MATERIALS PROVIDED —
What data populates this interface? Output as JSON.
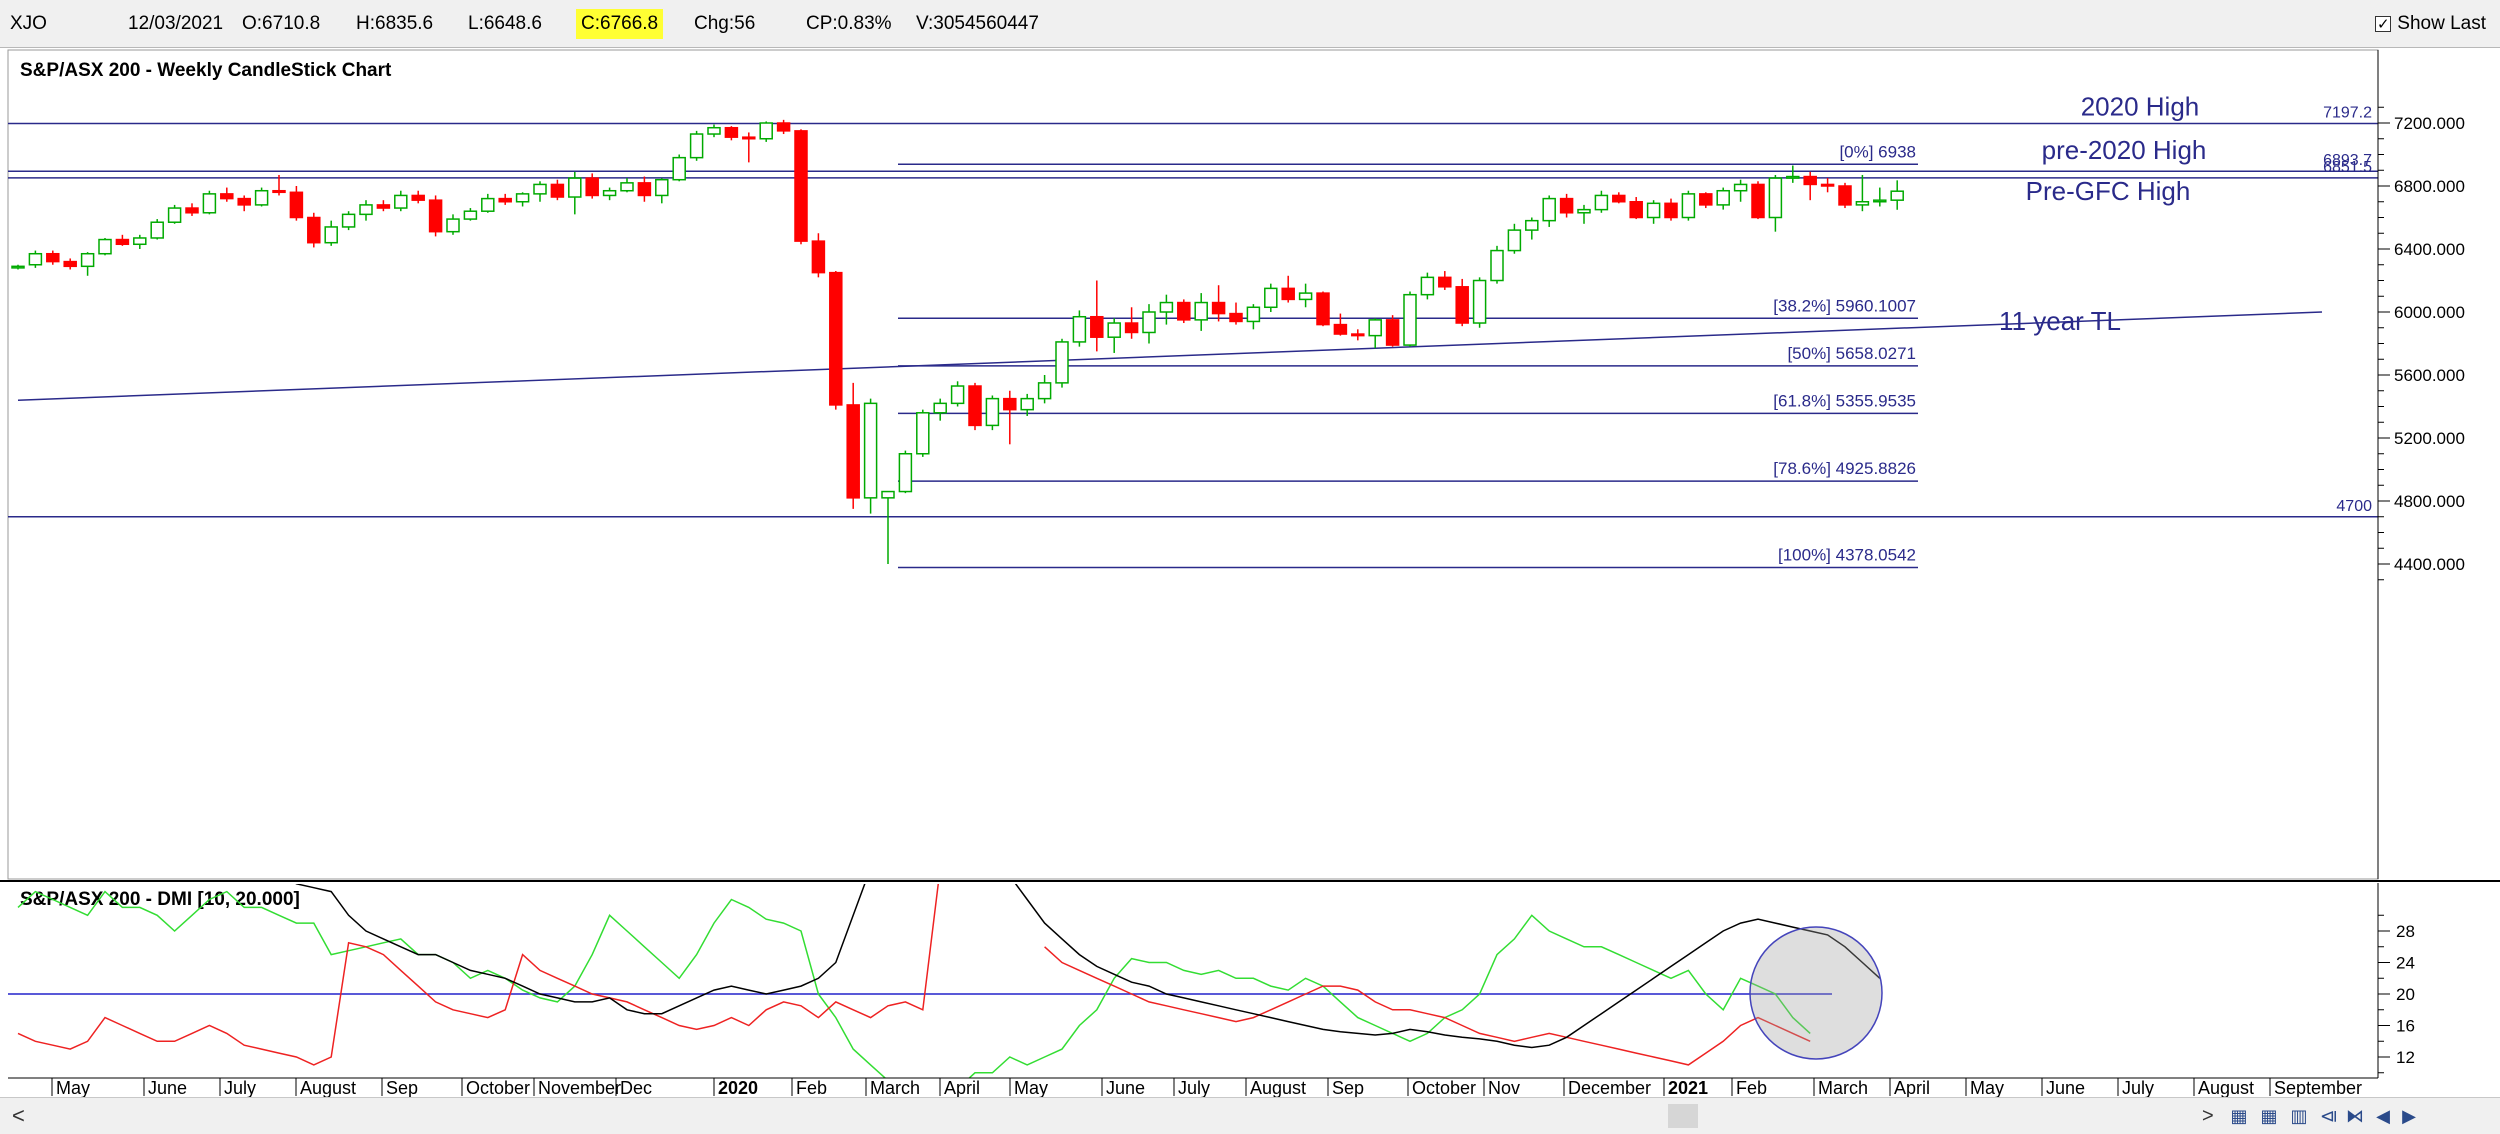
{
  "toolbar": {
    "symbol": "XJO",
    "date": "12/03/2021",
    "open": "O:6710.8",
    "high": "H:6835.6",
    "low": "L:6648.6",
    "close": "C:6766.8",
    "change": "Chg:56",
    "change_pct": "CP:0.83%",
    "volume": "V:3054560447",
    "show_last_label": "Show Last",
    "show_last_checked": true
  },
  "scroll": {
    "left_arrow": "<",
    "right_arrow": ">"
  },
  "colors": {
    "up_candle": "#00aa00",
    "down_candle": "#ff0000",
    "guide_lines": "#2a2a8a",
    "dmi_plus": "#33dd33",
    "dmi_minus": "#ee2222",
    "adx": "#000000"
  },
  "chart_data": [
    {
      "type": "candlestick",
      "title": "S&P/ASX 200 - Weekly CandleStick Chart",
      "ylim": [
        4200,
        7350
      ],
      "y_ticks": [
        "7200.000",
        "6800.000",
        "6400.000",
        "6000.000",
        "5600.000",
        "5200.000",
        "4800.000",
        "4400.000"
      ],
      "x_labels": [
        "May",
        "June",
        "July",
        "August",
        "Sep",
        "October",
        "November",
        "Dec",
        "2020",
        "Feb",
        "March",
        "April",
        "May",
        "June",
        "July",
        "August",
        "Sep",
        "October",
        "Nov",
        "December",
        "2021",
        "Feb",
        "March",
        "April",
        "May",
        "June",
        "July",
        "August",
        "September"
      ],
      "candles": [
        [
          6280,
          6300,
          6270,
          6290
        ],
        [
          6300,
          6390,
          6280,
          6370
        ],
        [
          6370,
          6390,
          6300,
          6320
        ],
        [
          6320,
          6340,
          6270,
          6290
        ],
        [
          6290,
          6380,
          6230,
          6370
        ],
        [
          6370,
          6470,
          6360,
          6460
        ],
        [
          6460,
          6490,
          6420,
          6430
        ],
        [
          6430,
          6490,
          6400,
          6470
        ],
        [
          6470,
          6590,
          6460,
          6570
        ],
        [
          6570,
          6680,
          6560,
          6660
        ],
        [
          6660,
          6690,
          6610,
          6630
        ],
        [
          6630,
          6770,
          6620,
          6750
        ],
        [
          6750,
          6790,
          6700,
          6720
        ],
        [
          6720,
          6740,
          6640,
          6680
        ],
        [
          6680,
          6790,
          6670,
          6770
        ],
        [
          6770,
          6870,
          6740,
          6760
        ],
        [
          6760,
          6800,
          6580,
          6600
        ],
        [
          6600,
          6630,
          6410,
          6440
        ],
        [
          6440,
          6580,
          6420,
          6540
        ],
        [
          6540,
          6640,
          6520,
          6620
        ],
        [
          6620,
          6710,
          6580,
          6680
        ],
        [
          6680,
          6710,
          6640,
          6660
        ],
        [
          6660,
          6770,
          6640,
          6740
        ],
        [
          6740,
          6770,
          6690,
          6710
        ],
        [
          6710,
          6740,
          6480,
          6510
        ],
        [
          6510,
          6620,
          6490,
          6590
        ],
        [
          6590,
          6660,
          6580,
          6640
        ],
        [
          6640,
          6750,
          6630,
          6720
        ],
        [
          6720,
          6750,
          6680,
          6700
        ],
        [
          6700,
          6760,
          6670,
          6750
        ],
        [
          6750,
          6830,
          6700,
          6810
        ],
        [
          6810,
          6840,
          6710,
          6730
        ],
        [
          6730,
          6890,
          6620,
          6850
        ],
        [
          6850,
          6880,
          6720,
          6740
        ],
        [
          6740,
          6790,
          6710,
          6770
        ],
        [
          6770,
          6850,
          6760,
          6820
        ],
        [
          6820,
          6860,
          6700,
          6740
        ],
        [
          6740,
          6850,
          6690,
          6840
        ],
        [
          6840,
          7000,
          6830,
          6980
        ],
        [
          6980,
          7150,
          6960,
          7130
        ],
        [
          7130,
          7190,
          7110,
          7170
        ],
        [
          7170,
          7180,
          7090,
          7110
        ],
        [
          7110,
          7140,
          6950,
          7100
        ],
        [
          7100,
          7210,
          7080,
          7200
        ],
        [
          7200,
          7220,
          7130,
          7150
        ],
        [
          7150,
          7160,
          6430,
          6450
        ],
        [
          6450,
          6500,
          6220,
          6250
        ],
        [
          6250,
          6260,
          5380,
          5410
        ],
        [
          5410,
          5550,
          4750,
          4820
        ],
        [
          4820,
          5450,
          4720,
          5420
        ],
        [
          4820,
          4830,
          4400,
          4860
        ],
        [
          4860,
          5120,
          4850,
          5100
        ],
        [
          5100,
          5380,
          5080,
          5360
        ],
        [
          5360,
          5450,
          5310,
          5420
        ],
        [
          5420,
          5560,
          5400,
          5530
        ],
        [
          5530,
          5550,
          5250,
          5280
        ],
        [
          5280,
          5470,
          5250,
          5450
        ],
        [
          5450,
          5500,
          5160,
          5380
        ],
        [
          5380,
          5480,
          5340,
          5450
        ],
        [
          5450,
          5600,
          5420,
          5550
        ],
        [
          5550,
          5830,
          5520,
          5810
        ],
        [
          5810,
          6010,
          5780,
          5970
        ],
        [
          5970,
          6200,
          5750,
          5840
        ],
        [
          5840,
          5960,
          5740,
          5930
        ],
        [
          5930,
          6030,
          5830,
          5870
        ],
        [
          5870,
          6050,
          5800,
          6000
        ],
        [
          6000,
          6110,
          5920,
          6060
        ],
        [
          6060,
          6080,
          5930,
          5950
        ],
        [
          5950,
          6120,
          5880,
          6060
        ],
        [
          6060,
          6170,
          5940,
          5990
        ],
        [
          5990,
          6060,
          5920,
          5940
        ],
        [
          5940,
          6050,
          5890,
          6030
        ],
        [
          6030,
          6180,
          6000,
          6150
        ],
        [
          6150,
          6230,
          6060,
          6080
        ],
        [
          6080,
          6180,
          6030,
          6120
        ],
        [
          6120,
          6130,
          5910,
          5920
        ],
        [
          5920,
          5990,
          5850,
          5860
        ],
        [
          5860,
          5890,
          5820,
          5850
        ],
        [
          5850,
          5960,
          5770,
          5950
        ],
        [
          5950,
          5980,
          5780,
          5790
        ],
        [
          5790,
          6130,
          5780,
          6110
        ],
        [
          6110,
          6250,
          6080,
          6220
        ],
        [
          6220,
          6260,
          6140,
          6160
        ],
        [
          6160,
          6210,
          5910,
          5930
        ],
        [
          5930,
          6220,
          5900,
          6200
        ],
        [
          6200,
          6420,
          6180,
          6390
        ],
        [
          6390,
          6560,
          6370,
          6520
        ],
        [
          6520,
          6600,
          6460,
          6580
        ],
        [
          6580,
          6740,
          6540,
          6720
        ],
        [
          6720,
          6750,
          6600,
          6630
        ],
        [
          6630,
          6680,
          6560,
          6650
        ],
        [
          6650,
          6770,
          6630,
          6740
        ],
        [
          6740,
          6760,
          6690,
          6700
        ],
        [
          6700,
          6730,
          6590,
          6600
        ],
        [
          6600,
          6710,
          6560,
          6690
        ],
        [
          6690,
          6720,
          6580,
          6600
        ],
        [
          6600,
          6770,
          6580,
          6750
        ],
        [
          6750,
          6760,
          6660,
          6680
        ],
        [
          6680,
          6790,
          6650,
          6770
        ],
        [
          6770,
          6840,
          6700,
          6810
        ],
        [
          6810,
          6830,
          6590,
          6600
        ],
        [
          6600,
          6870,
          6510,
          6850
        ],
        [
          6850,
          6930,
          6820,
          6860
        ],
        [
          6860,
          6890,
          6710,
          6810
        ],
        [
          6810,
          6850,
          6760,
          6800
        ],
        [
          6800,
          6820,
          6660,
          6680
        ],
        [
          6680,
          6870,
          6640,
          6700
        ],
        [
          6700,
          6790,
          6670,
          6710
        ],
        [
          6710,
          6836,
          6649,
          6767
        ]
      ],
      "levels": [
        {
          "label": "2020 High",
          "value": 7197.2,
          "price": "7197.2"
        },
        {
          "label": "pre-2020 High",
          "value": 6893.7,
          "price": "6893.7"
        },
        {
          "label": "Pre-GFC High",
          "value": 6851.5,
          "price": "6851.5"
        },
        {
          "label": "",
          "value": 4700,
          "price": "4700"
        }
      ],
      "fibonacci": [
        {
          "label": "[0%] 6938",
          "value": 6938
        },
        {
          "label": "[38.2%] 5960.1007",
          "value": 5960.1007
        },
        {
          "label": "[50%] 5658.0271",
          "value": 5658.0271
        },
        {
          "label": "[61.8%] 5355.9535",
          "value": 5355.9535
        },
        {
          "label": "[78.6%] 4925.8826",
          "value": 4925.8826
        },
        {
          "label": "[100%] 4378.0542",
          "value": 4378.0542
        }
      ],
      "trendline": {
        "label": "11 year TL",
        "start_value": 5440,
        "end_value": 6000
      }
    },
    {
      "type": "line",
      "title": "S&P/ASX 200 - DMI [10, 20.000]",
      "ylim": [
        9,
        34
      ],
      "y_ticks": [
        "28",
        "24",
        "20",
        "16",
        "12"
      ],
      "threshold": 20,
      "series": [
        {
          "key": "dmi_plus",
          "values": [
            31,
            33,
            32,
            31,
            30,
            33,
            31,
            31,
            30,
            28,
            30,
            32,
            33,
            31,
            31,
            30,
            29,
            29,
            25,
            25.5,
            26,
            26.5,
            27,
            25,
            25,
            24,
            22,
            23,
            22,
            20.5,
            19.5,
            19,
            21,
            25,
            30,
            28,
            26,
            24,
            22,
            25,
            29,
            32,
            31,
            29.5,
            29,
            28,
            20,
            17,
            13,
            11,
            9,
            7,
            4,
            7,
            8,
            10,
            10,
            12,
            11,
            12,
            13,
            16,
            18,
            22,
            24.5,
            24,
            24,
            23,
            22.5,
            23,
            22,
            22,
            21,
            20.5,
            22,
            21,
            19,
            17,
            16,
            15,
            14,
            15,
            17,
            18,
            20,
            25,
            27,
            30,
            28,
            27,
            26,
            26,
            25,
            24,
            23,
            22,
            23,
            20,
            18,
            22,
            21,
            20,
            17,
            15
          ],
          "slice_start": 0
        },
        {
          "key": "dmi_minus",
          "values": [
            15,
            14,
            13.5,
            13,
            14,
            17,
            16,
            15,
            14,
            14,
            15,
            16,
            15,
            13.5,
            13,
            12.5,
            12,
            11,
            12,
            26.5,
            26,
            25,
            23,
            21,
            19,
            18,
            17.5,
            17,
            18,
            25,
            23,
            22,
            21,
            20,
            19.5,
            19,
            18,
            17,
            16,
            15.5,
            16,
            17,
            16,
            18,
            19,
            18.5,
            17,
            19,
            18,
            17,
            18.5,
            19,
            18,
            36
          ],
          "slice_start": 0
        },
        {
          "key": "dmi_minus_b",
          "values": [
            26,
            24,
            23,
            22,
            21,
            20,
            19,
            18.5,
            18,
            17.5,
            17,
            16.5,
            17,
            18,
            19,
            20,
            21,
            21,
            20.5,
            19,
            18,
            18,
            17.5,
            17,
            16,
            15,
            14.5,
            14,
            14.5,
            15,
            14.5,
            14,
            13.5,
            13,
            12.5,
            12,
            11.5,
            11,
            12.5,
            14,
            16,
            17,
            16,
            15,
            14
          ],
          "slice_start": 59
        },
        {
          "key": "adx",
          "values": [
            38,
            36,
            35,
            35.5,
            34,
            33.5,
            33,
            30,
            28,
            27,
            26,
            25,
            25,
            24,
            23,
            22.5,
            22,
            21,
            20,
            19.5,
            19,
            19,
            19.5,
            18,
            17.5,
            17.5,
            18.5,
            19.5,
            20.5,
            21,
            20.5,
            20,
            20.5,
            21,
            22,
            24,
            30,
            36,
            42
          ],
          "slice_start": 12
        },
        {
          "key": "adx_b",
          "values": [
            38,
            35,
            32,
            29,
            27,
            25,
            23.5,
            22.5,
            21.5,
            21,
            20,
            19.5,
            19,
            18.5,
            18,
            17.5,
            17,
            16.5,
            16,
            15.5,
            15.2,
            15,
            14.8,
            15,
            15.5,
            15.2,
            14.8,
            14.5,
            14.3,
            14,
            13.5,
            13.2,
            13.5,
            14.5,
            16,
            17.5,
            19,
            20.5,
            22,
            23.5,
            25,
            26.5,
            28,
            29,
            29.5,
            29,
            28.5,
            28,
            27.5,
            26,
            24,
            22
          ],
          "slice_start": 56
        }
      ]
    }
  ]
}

GIVEN PROBLEM — Out of the records, collect only those lines that contain the string "price".

RESPONSE FOR THIS EXERCISE —
          "price": "7197.2"
          "price": "6893.7"
          "price": "6851.5"
          "price": "4700"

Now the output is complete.